The task:
Extract and list every line that contains the word "根据文意可知".

Dataset records:
_ _ _ _

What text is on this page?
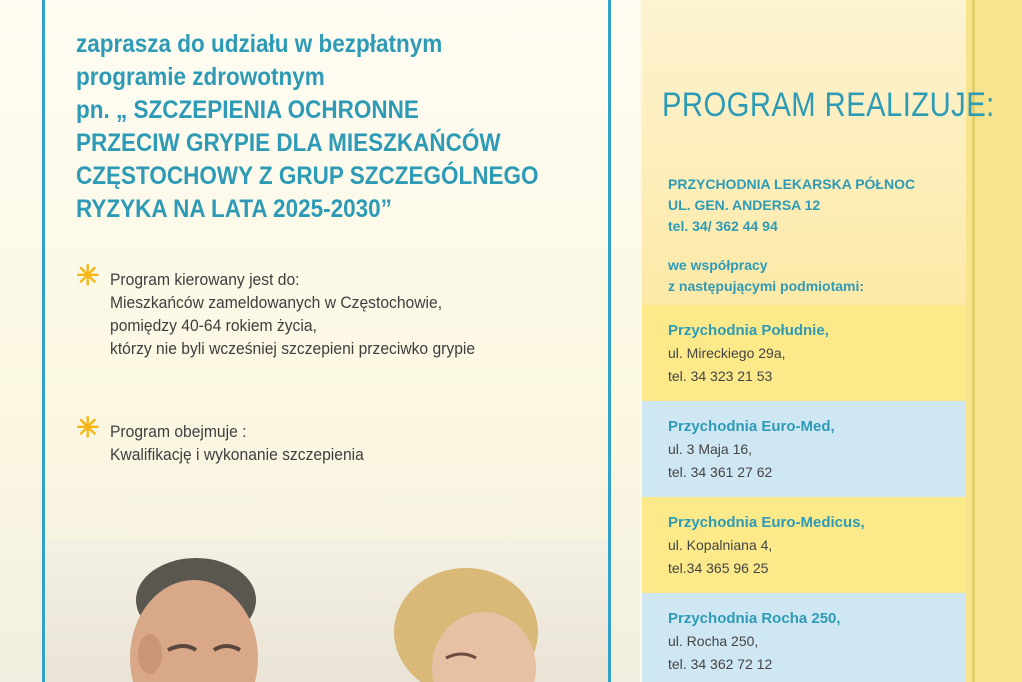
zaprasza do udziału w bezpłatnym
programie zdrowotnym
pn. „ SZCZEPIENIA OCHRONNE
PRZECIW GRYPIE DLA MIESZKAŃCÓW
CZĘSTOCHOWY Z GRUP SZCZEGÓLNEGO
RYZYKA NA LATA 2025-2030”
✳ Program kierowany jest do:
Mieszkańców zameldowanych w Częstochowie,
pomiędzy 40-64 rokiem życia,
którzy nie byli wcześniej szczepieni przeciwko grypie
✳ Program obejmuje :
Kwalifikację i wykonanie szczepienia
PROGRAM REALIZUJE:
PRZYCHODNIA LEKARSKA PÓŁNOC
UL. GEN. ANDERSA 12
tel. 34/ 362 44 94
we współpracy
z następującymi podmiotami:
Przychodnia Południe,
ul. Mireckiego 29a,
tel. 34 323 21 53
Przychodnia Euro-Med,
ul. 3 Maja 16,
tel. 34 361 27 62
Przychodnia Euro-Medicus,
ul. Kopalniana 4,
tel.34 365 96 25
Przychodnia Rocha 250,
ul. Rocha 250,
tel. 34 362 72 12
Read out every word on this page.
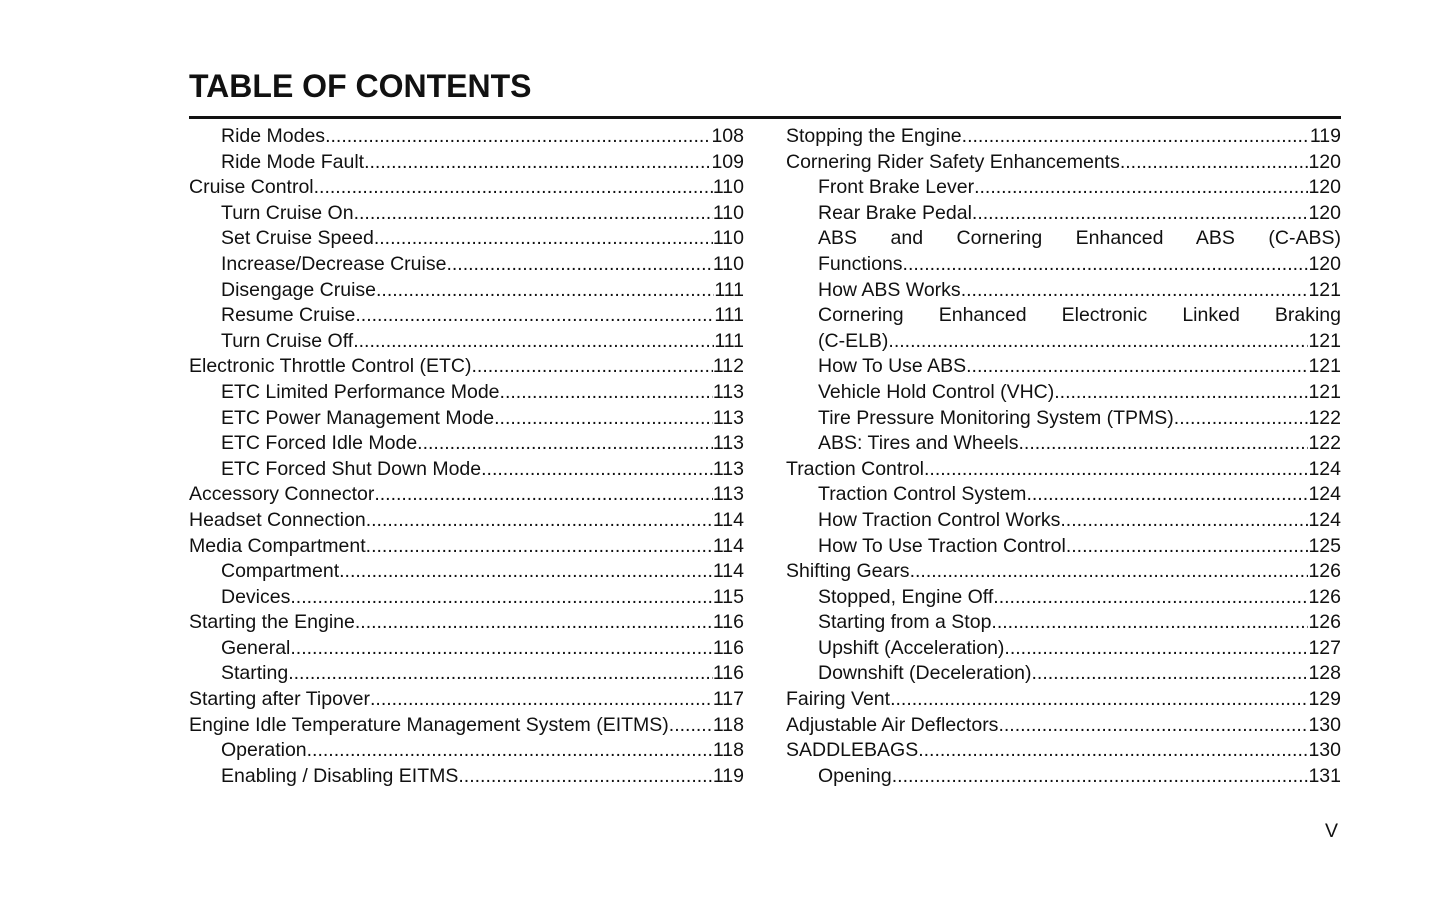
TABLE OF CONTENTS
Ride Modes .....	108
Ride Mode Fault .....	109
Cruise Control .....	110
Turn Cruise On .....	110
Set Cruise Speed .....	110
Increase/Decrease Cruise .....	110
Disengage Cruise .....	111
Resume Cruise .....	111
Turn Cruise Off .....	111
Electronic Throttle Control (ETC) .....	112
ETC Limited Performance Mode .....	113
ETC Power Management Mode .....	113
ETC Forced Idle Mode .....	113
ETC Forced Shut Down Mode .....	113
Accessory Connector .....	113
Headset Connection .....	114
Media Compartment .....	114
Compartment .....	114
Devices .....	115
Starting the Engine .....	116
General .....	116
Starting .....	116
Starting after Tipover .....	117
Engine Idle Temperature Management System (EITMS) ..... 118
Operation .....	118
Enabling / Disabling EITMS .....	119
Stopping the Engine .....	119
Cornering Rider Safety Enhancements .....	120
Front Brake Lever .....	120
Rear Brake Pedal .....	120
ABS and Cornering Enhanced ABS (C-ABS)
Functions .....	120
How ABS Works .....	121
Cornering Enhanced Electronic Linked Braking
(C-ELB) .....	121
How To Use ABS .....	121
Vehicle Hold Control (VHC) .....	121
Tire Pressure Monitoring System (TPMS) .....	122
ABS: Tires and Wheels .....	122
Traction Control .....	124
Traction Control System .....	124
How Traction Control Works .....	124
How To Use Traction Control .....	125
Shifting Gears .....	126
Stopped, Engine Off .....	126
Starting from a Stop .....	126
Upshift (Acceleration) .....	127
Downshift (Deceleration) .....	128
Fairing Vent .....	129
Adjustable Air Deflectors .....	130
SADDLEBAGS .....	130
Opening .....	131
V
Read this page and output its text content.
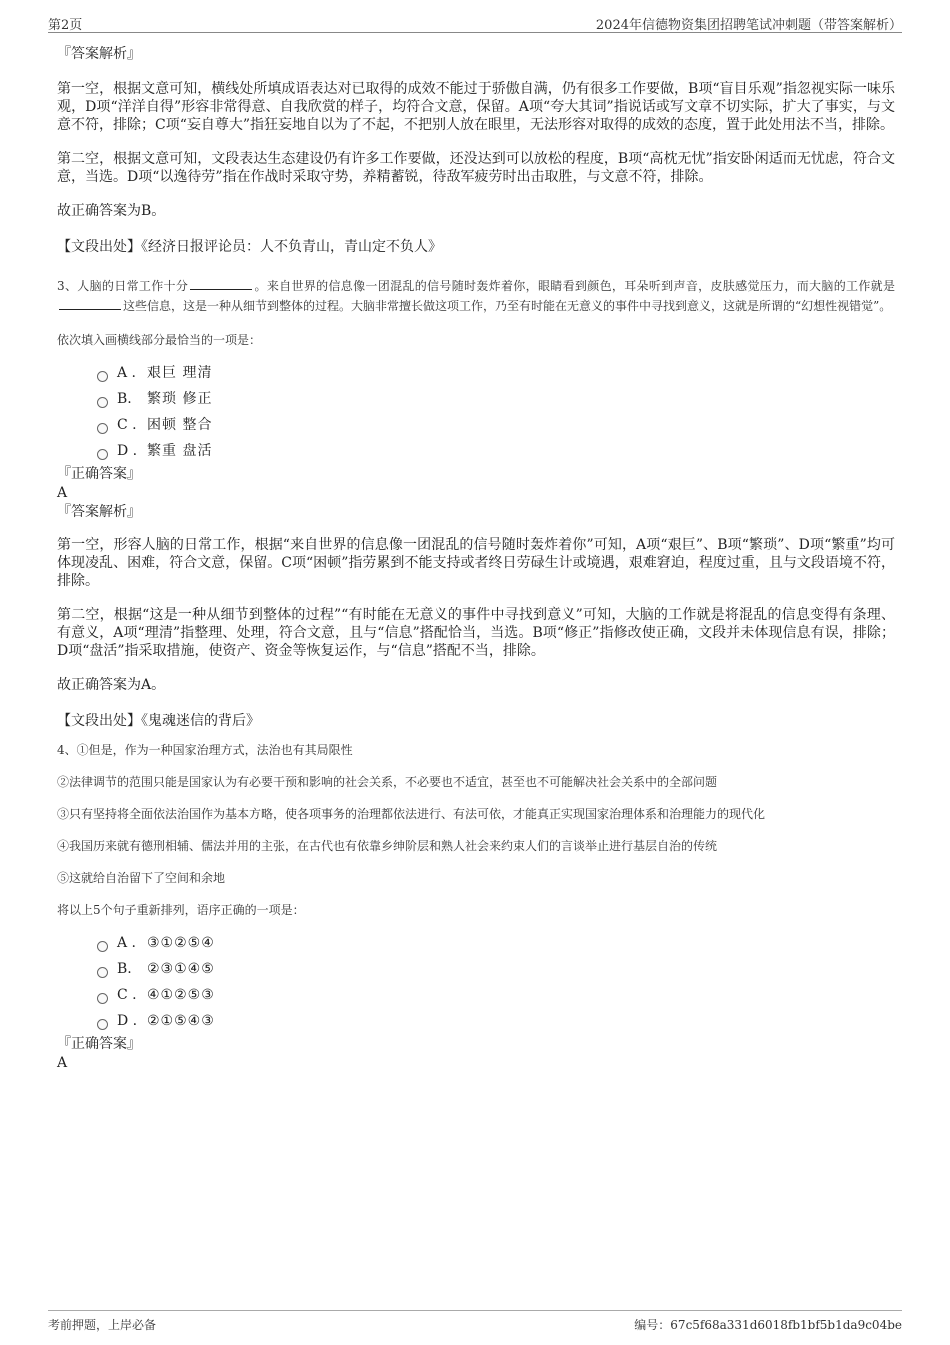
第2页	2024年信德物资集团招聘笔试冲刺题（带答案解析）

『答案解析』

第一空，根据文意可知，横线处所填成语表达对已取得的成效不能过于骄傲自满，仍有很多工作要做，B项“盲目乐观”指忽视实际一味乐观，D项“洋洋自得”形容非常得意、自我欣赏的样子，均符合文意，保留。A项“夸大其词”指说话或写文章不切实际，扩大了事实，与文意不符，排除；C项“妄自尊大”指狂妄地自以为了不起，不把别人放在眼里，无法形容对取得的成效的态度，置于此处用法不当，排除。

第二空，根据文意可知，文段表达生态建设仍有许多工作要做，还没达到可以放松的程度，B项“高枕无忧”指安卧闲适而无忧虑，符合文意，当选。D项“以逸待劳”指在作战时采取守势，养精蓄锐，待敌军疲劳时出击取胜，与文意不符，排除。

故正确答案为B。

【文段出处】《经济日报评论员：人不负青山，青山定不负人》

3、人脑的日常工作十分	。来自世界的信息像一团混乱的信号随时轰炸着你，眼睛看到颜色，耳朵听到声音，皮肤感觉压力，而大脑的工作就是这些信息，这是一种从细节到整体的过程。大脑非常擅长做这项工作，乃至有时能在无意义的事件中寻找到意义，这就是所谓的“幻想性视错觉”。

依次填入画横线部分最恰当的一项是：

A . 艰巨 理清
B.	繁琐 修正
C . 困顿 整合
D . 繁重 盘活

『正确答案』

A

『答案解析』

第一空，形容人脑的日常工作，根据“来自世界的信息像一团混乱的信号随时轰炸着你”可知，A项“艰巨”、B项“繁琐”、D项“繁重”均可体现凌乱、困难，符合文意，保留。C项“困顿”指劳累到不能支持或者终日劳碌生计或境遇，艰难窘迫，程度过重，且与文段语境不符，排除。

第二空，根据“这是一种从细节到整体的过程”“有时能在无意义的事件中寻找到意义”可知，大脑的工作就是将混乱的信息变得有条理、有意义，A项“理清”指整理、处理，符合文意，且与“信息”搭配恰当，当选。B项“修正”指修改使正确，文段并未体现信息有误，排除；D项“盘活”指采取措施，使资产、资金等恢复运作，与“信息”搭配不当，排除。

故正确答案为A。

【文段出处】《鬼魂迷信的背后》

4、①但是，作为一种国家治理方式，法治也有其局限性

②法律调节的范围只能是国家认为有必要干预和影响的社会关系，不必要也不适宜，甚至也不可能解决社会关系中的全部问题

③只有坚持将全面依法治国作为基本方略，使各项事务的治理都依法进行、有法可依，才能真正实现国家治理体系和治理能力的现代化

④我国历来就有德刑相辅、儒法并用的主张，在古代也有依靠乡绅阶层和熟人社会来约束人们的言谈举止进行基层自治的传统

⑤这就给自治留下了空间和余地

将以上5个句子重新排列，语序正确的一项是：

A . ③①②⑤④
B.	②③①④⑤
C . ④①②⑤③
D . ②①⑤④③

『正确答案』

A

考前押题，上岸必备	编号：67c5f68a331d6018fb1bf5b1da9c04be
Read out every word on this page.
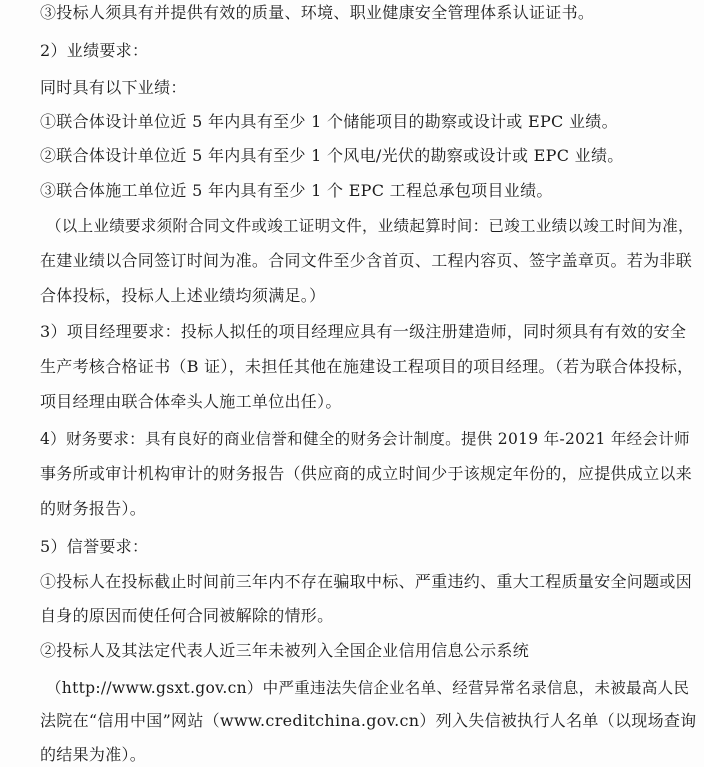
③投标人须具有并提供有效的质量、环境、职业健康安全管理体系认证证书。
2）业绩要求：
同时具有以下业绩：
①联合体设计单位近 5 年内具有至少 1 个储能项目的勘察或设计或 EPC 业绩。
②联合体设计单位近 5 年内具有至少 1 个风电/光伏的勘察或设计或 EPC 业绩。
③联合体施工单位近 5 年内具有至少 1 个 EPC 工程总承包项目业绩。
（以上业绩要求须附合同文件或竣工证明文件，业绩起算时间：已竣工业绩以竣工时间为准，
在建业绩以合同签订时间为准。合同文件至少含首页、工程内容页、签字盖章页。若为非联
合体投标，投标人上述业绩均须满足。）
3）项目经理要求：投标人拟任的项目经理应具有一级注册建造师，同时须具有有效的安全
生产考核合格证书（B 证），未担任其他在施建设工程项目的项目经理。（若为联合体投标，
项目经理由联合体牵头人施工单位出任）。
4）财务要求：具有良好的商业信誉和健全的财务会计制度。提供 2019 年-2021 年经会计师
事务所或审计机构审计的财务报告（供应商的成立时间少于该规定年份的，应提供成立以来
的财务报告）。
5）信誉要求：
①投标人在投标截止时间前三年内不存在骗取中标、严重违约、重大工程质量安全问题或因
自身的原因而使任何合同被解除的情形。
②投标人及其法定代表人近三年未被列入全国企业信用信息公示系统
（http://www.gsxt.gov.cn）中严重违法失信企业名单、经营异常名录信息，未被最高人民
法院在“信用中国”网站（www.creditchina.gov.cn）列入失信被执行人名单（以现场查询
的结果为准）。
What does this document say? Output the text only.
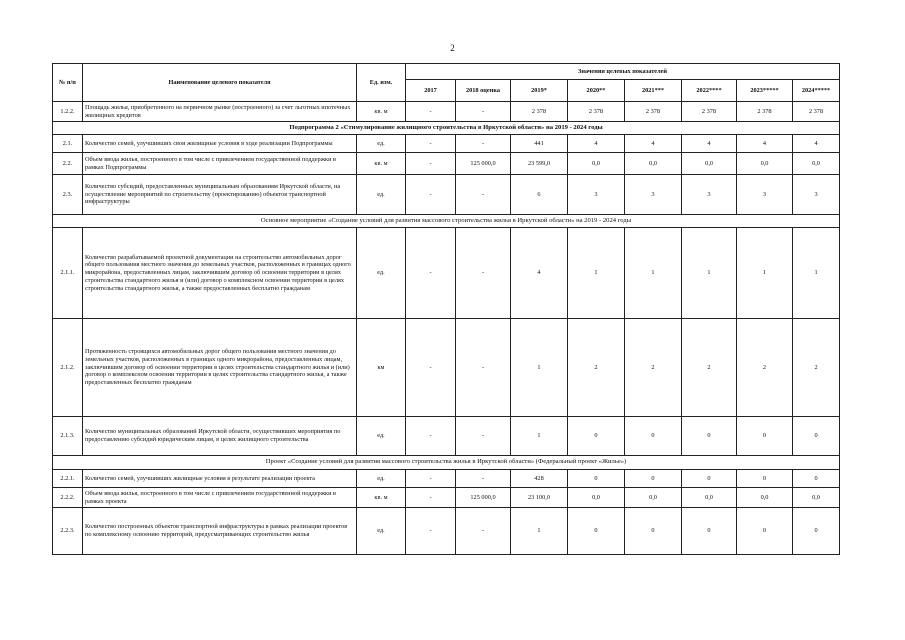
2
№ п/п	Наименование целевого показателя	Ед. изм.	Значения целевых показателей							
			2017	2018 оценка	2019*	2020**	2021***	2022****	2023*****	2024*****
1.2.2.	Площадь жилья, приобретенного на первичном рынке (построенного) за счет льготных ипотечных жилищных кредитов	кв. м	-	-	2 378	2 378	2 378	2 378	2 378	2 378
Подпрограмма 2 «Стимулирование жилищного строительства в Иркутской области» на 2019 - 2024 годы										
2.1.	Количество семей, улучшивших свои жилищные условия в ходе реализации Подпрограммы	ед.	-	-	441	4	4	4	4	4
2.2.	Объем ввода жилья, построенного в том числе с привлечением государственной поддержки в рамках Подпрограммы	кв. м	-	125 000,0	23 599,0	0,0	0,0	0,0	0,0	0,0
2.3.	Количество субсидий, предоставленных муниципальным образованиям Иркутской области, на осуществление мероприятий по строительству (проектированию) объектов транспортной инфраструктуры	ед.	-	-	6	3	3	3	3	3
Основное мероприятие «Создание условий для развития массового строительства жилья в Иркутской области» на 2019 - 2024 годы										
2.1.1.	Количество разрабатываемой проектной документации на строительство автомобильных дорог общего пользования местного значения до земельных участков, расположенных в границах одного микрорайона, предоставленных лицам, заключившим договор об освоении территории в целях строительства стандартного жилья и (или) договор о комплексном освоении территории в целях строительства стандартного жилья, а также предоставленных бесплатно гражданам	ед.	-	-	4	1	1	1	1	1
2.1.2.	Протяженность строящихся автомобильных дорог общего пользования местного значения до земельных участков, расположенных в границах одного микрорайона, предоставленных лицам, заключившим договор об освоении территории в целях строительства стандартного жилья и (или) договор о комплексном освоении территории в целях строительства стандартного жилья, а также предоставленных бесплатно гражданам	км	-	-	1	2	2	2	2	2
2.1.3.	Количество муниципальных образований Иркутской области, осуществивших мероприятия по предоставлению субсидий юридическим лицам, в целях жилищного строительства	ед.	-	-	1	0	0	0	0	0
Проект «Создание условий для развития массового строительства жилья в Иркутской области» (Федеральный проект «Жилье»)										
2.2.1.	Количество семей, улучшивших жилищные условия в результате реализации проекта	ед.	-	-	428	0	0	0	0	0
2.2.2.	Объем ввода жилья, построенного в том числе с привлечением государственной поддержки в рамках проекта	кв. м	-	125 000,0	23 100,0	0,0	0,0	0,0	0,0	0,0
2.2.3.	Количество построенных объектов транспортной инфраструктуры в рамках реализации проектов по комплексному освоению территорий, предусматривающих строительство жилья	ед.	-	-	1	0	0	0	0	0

_ _ _ _

Solution to this task:
第一空，根据文意可知，横线处所填成语表达对已取得的成效不能过于骄傲自满，仍有很多工作要做，B项“盲目乐观”指忽视实际一味乐观，D项“洋洋自得”形容非常得意、自我欣赏的样子，均符合文意，保留。A项“夸大其词”指说话或写文章不切实际，扩大了事实，与文意不符，排除；C项“妄自尊大”指狂妄地自以为了不起，不把别人放在眼里，无法形容对取得的成效的态度，置于此处用法不当，排除。
第二空，根据文意可知，文段表达生态建设仍有许多工作要做，还没达到可以放松的程度，B项“高枕无忧”指安卧闲适而无忧虑，符合文意，当选。D项“以逸待劳”指在作战时采取守势，养精蓄锐，待敌军疲劳时出击取胜，与文意不符，排除。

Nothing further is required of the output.